• [Task requirements] Leave out the pictures and return every entry exactly as it appears.
▽
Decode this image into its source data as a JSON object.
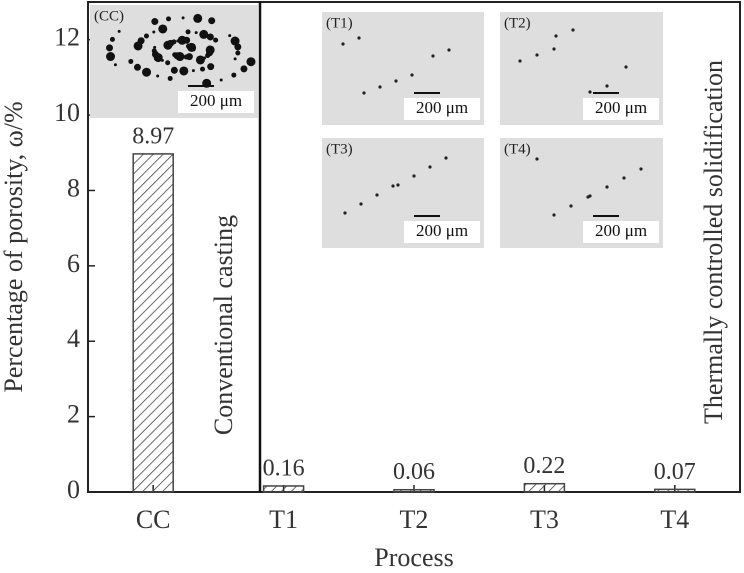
{
  "chart_data": {
    "type": "bar",
    "xlabel": "Process",
    "ylabel": "Percentage of porosity, ω/%",
    "categories": [
      "CC",
      "T1",
      "T2",
      "T3",
      "T4"
    ],
    "values": [
      8.97,
      0.16,
      0.06,
      0.22,
      0.07
    ],
    "color": "#444444",
    "ylim": [
      0,
      13
    ],
    "yticks": [
      0,
      2,
      4,
      6,
      8,
      10,
      12
    ],
    "annotations": [
      "Conventional casting",
      "Thermally controlled solidification"
    ],
    "insets": [
      {
        "label": "(CC)",
        "scale": "200 μm"
      },
      {
        "label": "(T1)",
        "scale": "200 μm"
      },
      {
        "label": "(T2)",
        "scale": "200 μm"
      },
      {
        "label": "(T3)",
        "scale": "200 μm"
      },
      {
        "label": "(T4)",
        "scale": "200 μm"
      }
    ]
  }
}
△
• [Response]
Decode this image into its source data as a JSON object.
{
  "chart_data": {
    "type": "bar",
    "xlabel": "Process",
    "ylabel": "Percentage of porosity, ω/%",
    "categories": [
      "CC",
      "T1",
      "T2",
      "T3",
      "T4"
    ],
    "values": [
      8.97,
      0.16,
      0.06,
      0.22,
      0.07
    ],
    "color": "#444444",
    "ylim": [
      0,
      13
    ],
    "yticks": [
      0,
      2,
      4,
      6,
      8,
      10,
      12
    ],
    "annotations": [
      "Conventional casting",
      "Thermally controlled solidification"
    ],
    "insets": [
      {
        "label": "(CC)",
        "scale": "200 μm"
      },
      {
        "label": "(T1)",
        "scale": "200 μm"
      },
      {
        "label": "(T2)",
        "scale": "200 μm"
      },
      {
        "label": "(T3)",
        "scale": "200 μm"
      },
      {
        "label": "(T4)",
        "scale": "200 μm"
      }
    ]
  }
}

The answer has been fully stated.